Stored dataset items
** start **

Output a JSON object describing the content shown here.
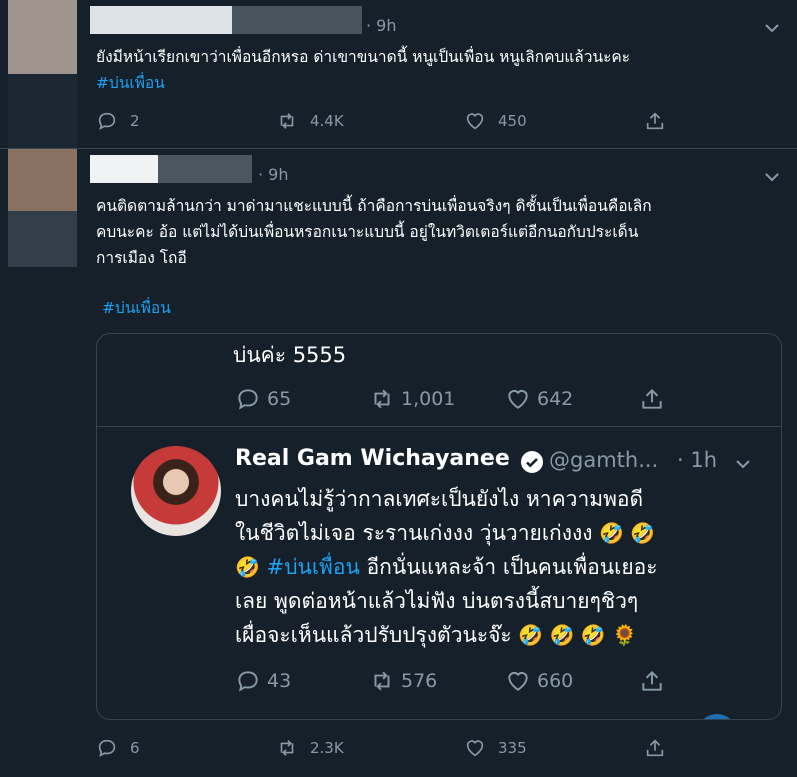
{
  "tweet1": {
    "time": "· 9h",
    "text": "ยังมีหน้าเรียกเขาว่าเพื่อนอีกหรอ ด่าเขาขนาดนี้ หนูเป็นเพื่อน หนูเลิกคบแล้วนะคะ",
    "hashtag": "#บ่นเพื่อน",
    "replies": "2",
    "retweets": "4.4K",
    "likes": "450"
  },
  "tweet2": {
    "time": "· 9h",
    "line1": "คนติดตามล้านกว่า มาด่ามาแชะแบบนี้ ถ้าคือการบ่นเพื่อนจริงๆ ดิชั้นเป็นเพื่อนคือเลิก",
    "line2": "คบนะคะ อ้อ แต่ไม่ได้บ่นเพื่อนหรอกเนาะแบบนี้ อยู่ในทวิตเตอร์แต่อีกนอกับประเด็น",
    "line3": "การเมือง โถอี",
    "hashtag": "#บ่นเพื่อน",
    "replies": "6",
    "retweets": "2.3K",
    "likes": "335"
  },
  "quote": {
    "top_text": "บ่นค่ะ 5555",
    "top_replies": "65",
    "top_retweets": "1,001",
    "top_likes": "642",
    "name": "Real Gam Wichayanee",
    "handle": "@gamth...",
    "time": "· 1h",
    "line1": "บางคนไม่รู้ว่ากาลเทศะเป็นยังไง หาความพอดี",
    "line2a": "ในชีวิตไม่เจอ ระรานเก่งงง วุ่นวายเก่งงง",
    "line2_emoji": "🤣 🤣",
    "line3_emoji": "🤣",
    "line3_hashtag": "#บ่นเพื่อน",
    "line3b": "อีกนั่นแหละจ้า เป็นคนเพื่อนเยอะ",
    "line4": "เลย พูดต่อหน้าแล้วไม่ฟัง บ่นตรงนี้สบายๆชิวๆ",
    "line5": "เผื่อจะเห็นแล้วปรับปรุงตัวนะจ๊ะ",
    "line5_emoji": "🤣 🤣 🤣 🌻",
    "replies": "43",
    "retweets": "576",
    "likes": "660"
  },
  "colors": {
    "background": "#15202b",
    "muted": "#8899a6",
    "accent": "#1da1f2",
    "border": "#38444d"
  }
}
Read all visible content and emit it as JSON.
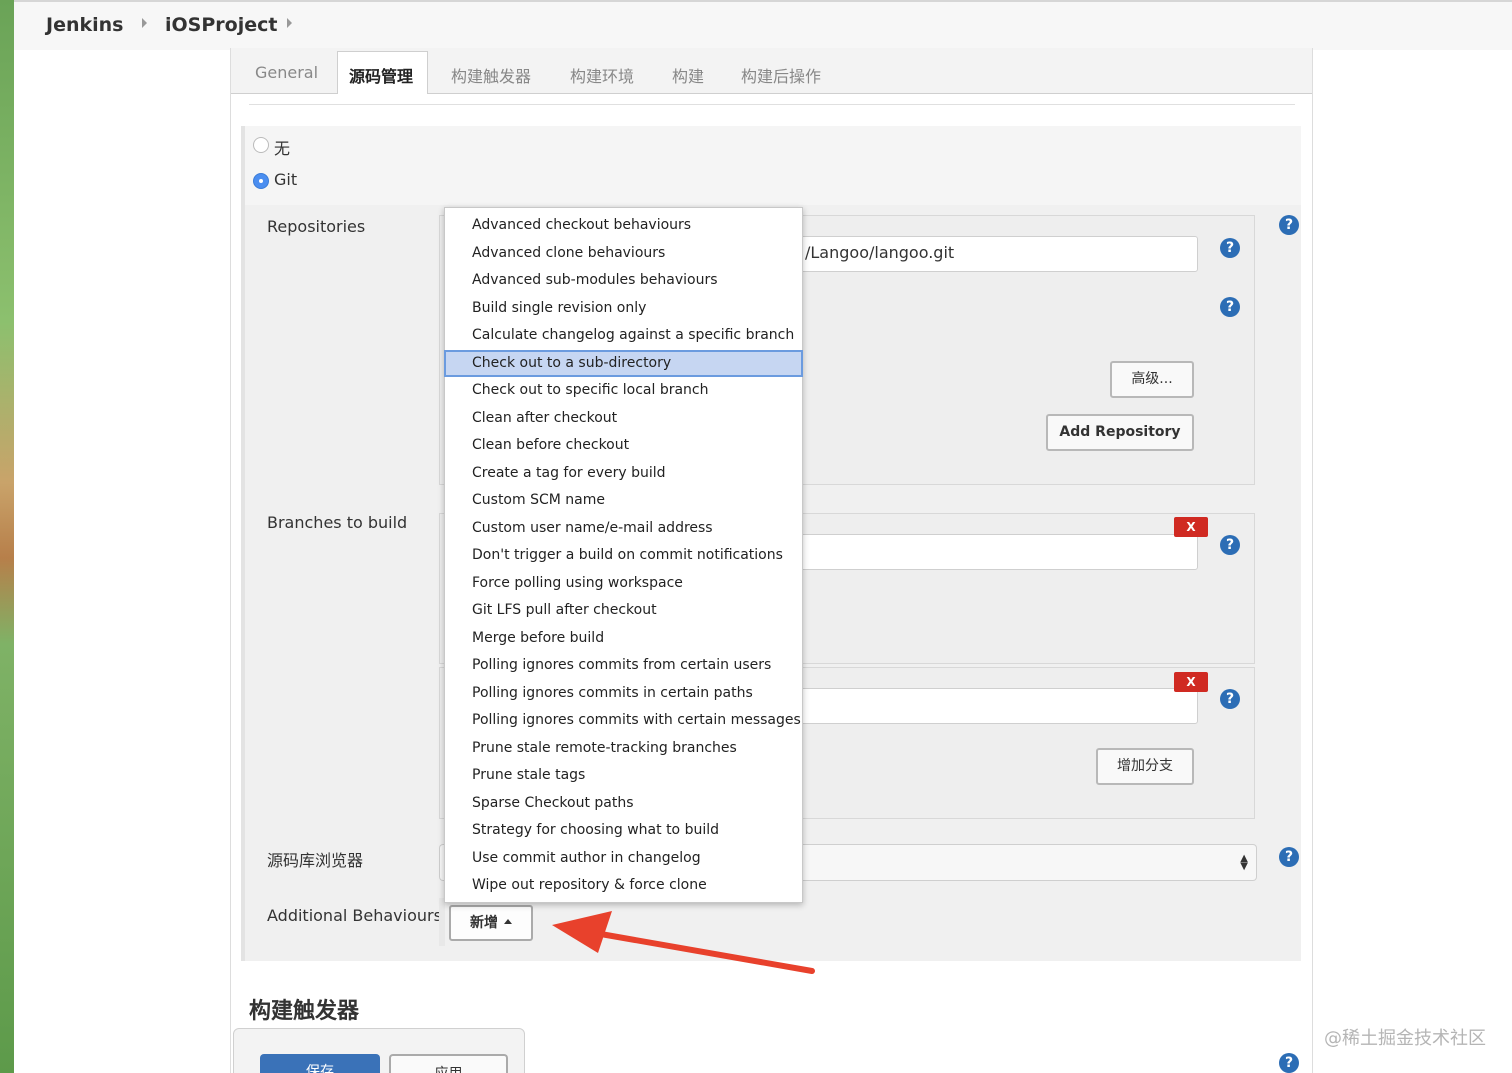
{
  "breadcrumb": {
    "root": "Jenkins",
    "project": "iOSProject"
  },
  "tabs": [
    {
      "label": "General"
    },
    {
      "label": "源码管理"
    },
    {
      "label": "构建触发器"
    },
    {
      "label": "构建环境"
    },
    {
      "label": "构建"
    },
    {
      "label": "构建后操作"
    }
  ],
  "scm": {
    "heading": "源码管理",
    "option_none": "无",
    "option_git": "Git"
  },
  "repositories": {
    "label": "Repositories",
    "url_value": "/Langoo/langoo.git",
    "advanced_button": "高级...",
    "add_button": "Add Repository"
  },
  "branches": {
    "label": "Branches to build",
    "delete_label": "X",
    "add_button": "增加分支"
  },
  "browser": {
    "label": "源码库浏览器",
    "selected": ""
  },
  "behaviours": {
    "label": "Additional Behaviours",
    "add_button": "新增"
  },
  "menu": {
    "items": [
      "Advanced checkout behaviours",
      "Advanced clone behaviours",
      "Advanced sub-modules behaviours",
      "Build single revision only",
      "Calculate changelog against a specific branch",
      "Check out to a sub-directory",
      "Check out to specific local branch",
      "Clean after checkout",
      "Clean before checkout",
      "Create a tag for every build",
      "Custom SCM name",
      "Custom user name/e-mail address",
      "Don't trigger a build on commit notifications",
      "Force polling using workspace",
      "Git LFS pull after checkout",
      "Merge before build",
      "Polling ignores commits from certain users",
      "Polling ignores commits in certain paths",
      "Polling ignores commits with certain messages",
      "Prune stale remote-tracking branches",
      "Prune stale tags",
      "Sparse Checkout paths",
      "Strategy for choosing what to build",
      "Use commit author in changelog",
      "Wipe out repository & force clone"
    ],
    "highlighted": "Check out to a sub-directory"
  },
  "triggers": {
    "heading": "构建触发器"
  },
  "footer": {
    "save": "保存",
    "apply": "应用"
  },
  "help_symbol": "?",
  "watermark": "@稀土掘金技术社区",
  "colors": {
    "accent": "#2c6db5",
    "delete": "#d02a22",
    "arrow": "#e8412c",
    "highlight": "#c6d6f2"
  }
}
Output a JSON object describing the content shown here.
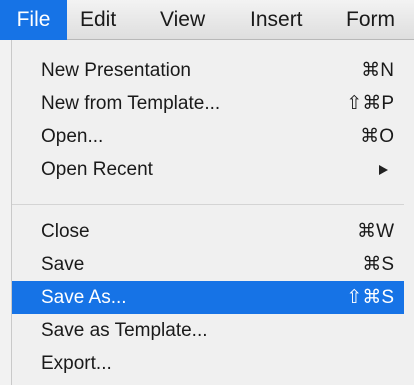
{
  "menubar": {
    "items": [
      "File",
      "Edit",
      "View",
      "Insert",
      "Form"
    ]
  },
  "file_menu": {
    "items": [
      {
        "label": "New Presentation",
        "shortcut": "⌘N"
      },
      {
        "label": "New from Template...",
        "shortcut": "⇧⌘P"
      },
      {
        "label": "Open...",
        "shortcut": "⌘O"
      },
      {
        "label": "Open Recent",
        "submenu": true
      },
      {
        "label": "Close",
        "shortcut": "⌘W"
      },
      {
        "label": "Save",
        "shortcut": "⌘S"
      },
      {
        "label": "Save As...",
        "shortcut": "⇧⌘S",
        "highlighted": true
      },
      {
        "label": "Save as Template..."
      },
      {
        "label": "Export..."
      }
    ]
  },
  "colors": {
    "highlight": "#1673e6",
    "menu_background": "#f0f0f0"
  }
}
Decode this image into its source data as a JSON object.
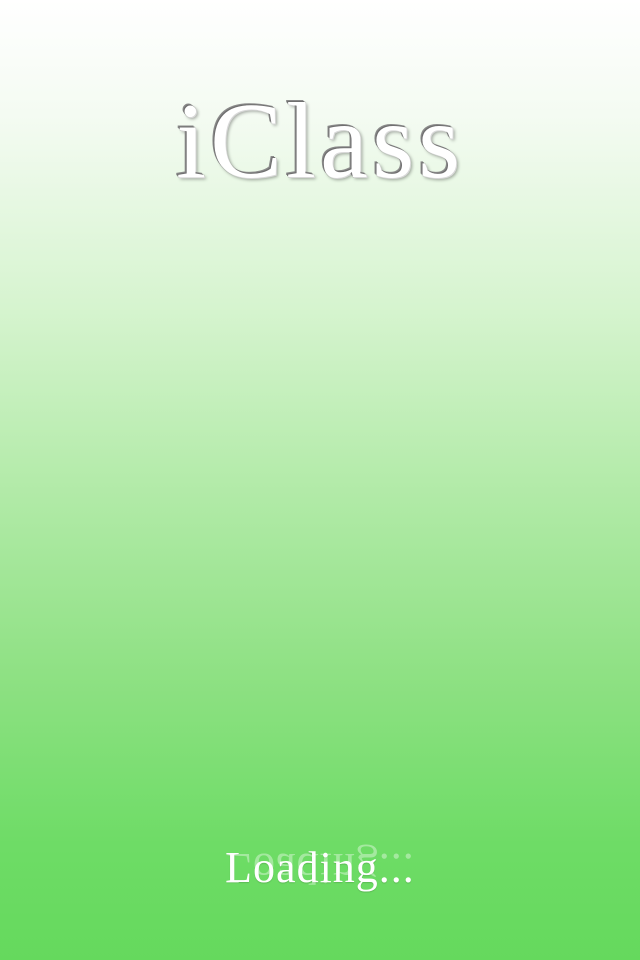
{
  "app": {
    "title": "iClass"
  },
  "status": {
    "loading": "Loading..."
  },
  "colors": {
    "top_background": "#ffffff",
    "bottom_background": "#65d95d",
    "loading_text": "#ffffff"
  }
}
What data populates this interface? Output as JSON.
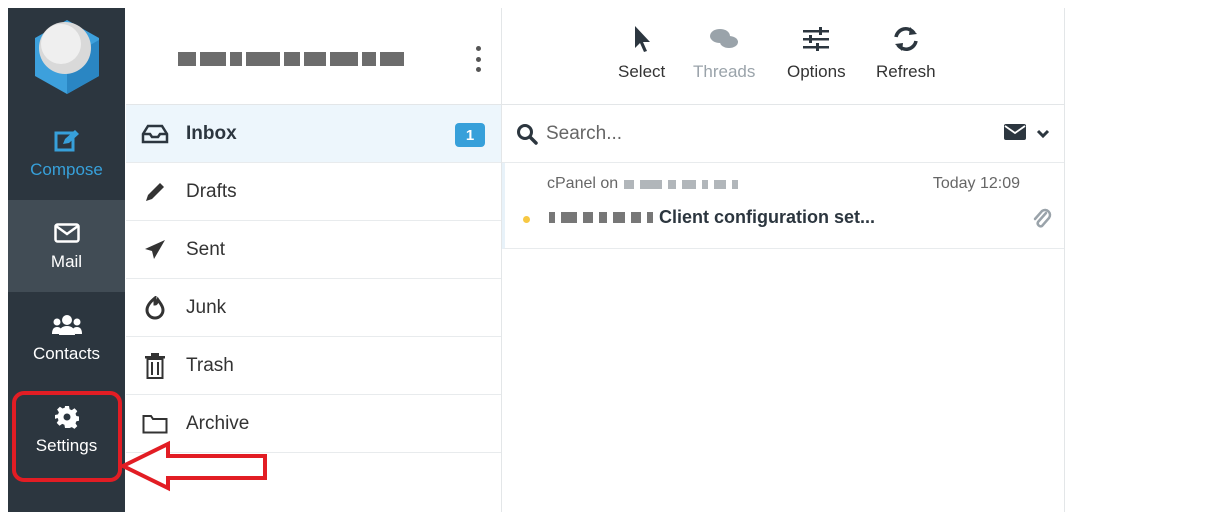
{
  "nav": {
    "compose_label": "Compose",
    "mail_label": "Mail",
    "contacts_label": "Contacts",
    "settings_label": "Settings",
    "accent_color": "#37a0da",
    "rail_color": "#2c363f"
  },
  "folders": {
    "items": [
      {
        "label": "Inbox",
        "icon": "inbox-icon",
        "count": "1",
        "active": true
      },
      {
        "label": "Drafts",
        "icon": "pencil-icon"
      },
      {
        "label": "Sent",
        "icon": "paper-plane-icon"
      },
      {
        "label": "Junk",
        "icon": "fire-icon"
      },
      {
        "label": "Trash",
        "icon": "trash-icon"
      },
      {
        "label": "Archive",
        "icon": "folder-icon"
      }
    ]
  },
  "toolbar": {
    "select_label": "Select",
    "threads_label": "Threads",
    "options_label": "Options",
    "refresh_label": "Refresh"
  },
  "search": {
    "placeholder": "Search..."
  },
  "messages": [
    {
      "from_prefix": "cPanel on",
      "date": "Today 12:09",
      "subject": "Client configuration set...",
      "unread": true,
      "has_attachment": true
    }
  ],
  "annotation": {
    "highlight_color": "#e21d24"
  }
}
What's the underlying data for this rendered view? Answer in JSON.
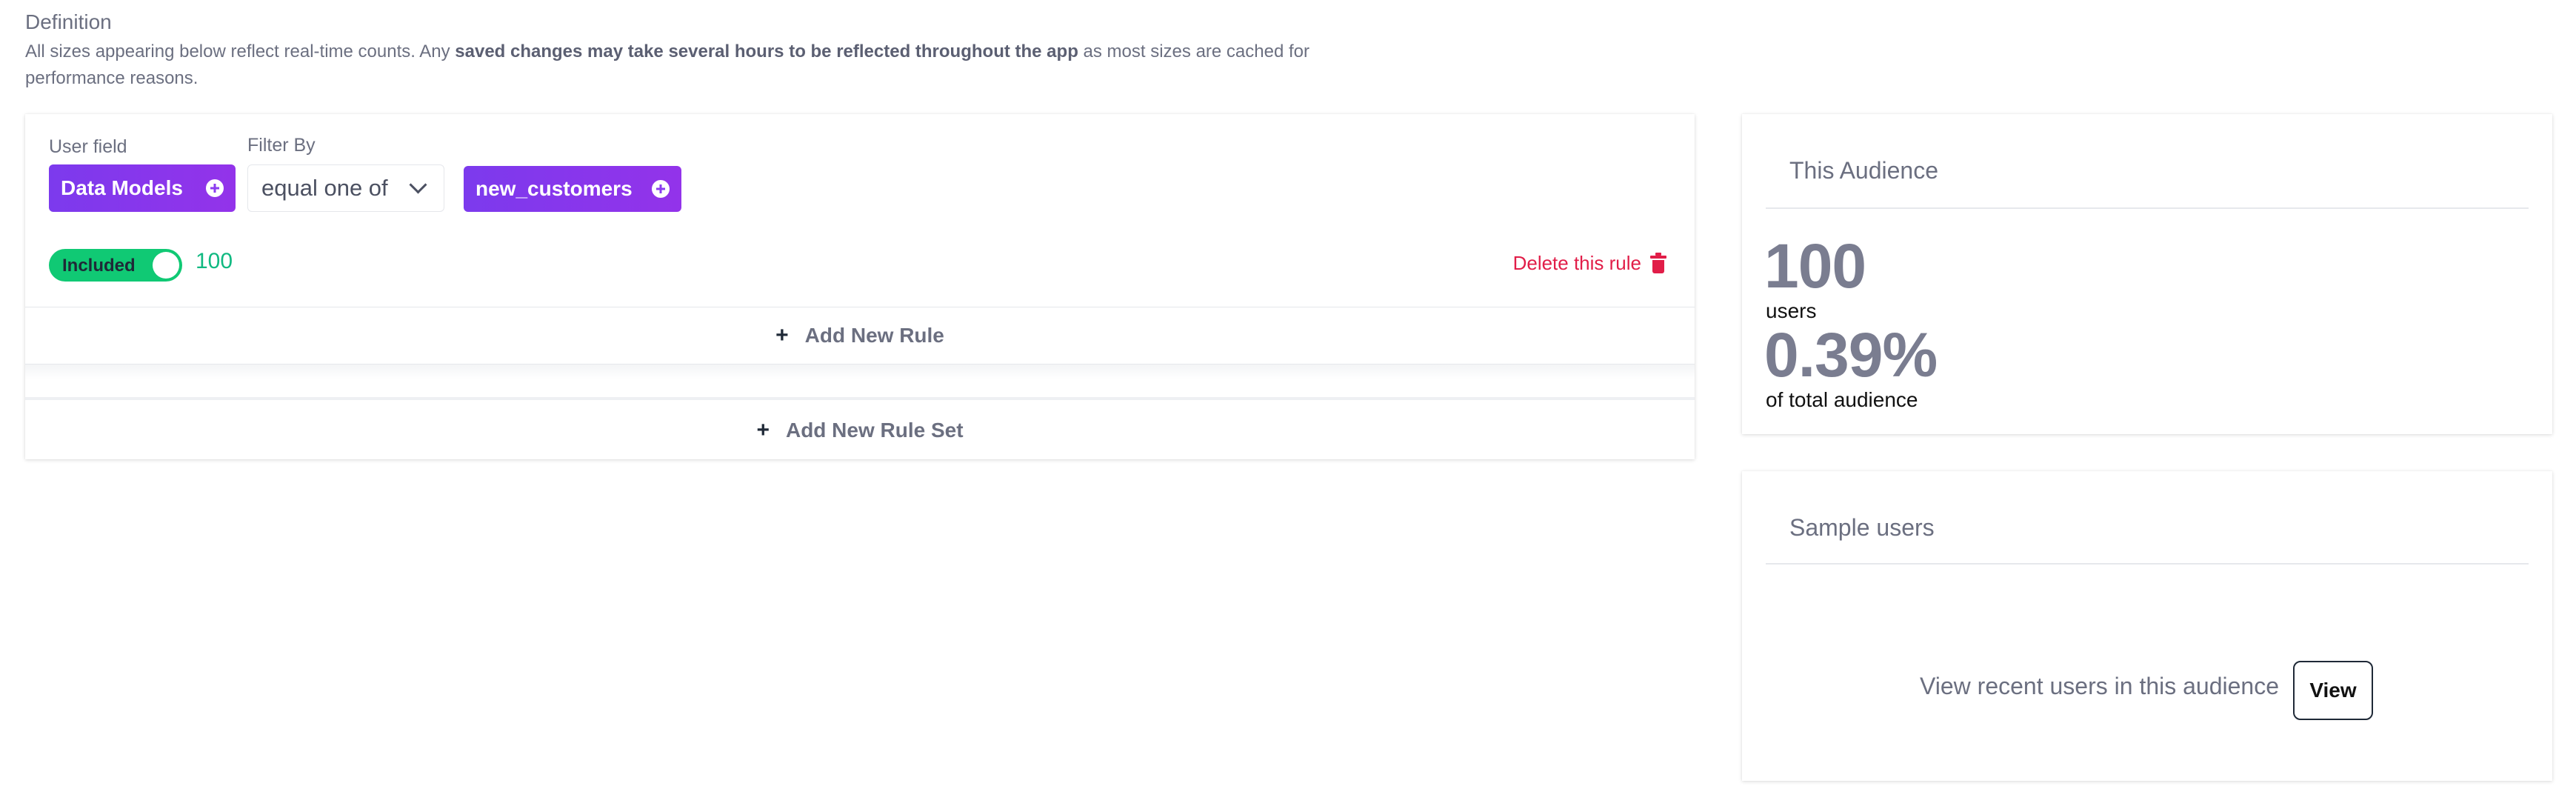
{
  "definition": {
    "title": "Definition",
    "text_part1": "All sizes appearing below reflect real-time counts. Any ",
    "text_bold": "saved changes may take several hours to be reflected throughout the app",
    "text_part2": " as most sizes are cached for performance reasons."
  },
  "rule": {
    "user_field_label": "User field",
    "user_field_value": "Data Models",
    "filter_by_label": "Filter By",
    "filter_value": "equal one of",
    "value_pill": "new_customers",
    "toggle_label": "Included",
    "count": "100",
    "delete_label": "Delete this rule"
  },
  "actions": {
    "add_rule": "Add New Rule",
    "add_rule_set": "Add New Rule Set"
  },
  "audience": {
    "title": "This Audience",
    "users_count": "100",
    "users_label": "users",
    "percent": "0.39%",
    "percent_label": "of total audience"
  },
  "sample": {
    "title": "Sample users",
    "text": "View recent users in this audience",
    "button": "View"
  },
  "colors": {
    "pill": "#8b3df0",
    "toggle": "#10c974",
    "delete": "#e11d48"
  }
}
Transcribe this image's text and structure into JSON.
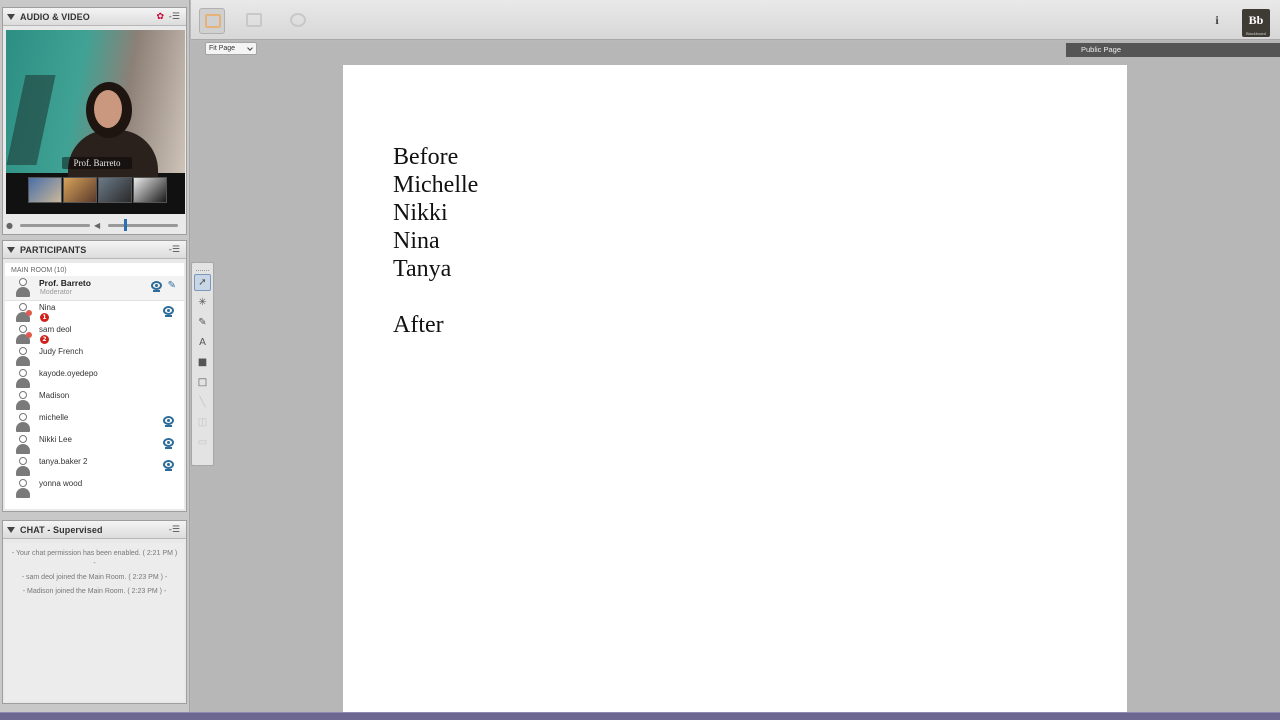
{
  "audio_video": {
    "title": "AUDIO & VIDEO",
    "video_name": "Prof. Barreto",
    "thumbnails": 4
  },
  "participants": {
    "title": "PARTICIPANTS",
    "room_label": "MAIN ROOM  (10)",
    "moderator": {
      "name": "Prof. Barreto",
      "role": "Moderator"
    },
    "list": [
      {
        "name": "Nina",
        "badge": "1",
        "camera": true
      },
      {
        "name": "sam deol",
        "badge": "2",
        "camera": false
      },
      {
        "name": "Judy French",
        "badge": "",
        "camera": false
      },
      {
        "name": "kayode.oyedepo",
        "badge": "",
        "camera": false
      },
      {
        "name": "Madison",
        "badge": "",
        "camera": false
      },
      {
        "name": "michelle",
        "badge": "",
        "camera": true
      },
      {
        "name": "Nikki Lee",
        "badge": "",
        "camera": true
      },
      {
        "name": "tanya.baker 2",
        "badge": "",
        "camera": true
      },
      {
        "name": "yonna wood",
        "badge": "",
        "camera": false
      }
    ]
  },
  "chat": {
    "title": "CHAT - Supervised",
    "messages": [
      "- Your chat permission has been enabled. ( 2:21 PM ) -",
      "- sam deol joined the Main Room. ( 2:23 PM ) -",
      "- Madison joined the Main Room. ( 2:23 PM ) -"
    ]
  },
  "whiteboard": {
    "zoom_label": "Fit Page",
    "public_page_label": "Public Page",
    "slide_lines": [
      "Before",
      "Michelle",
      "Nikki",
      "Nina",
      "Tanya"
    ],
    "slide_after": "After"
  },
  "topbar": {
    "info_label": "i",
    "logo_text": "Bb",
    "logo_sub": "Blackboard"
  },
  "colors": {
    "accent_blue": "#2d6c9a",
    "badge_red": "#d0221a",
    "bottom_bar": "#6c6891"
  }
}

** end **

Short problem
Report only the number of lines that hold the string "certain" in this listing.

Task answer
3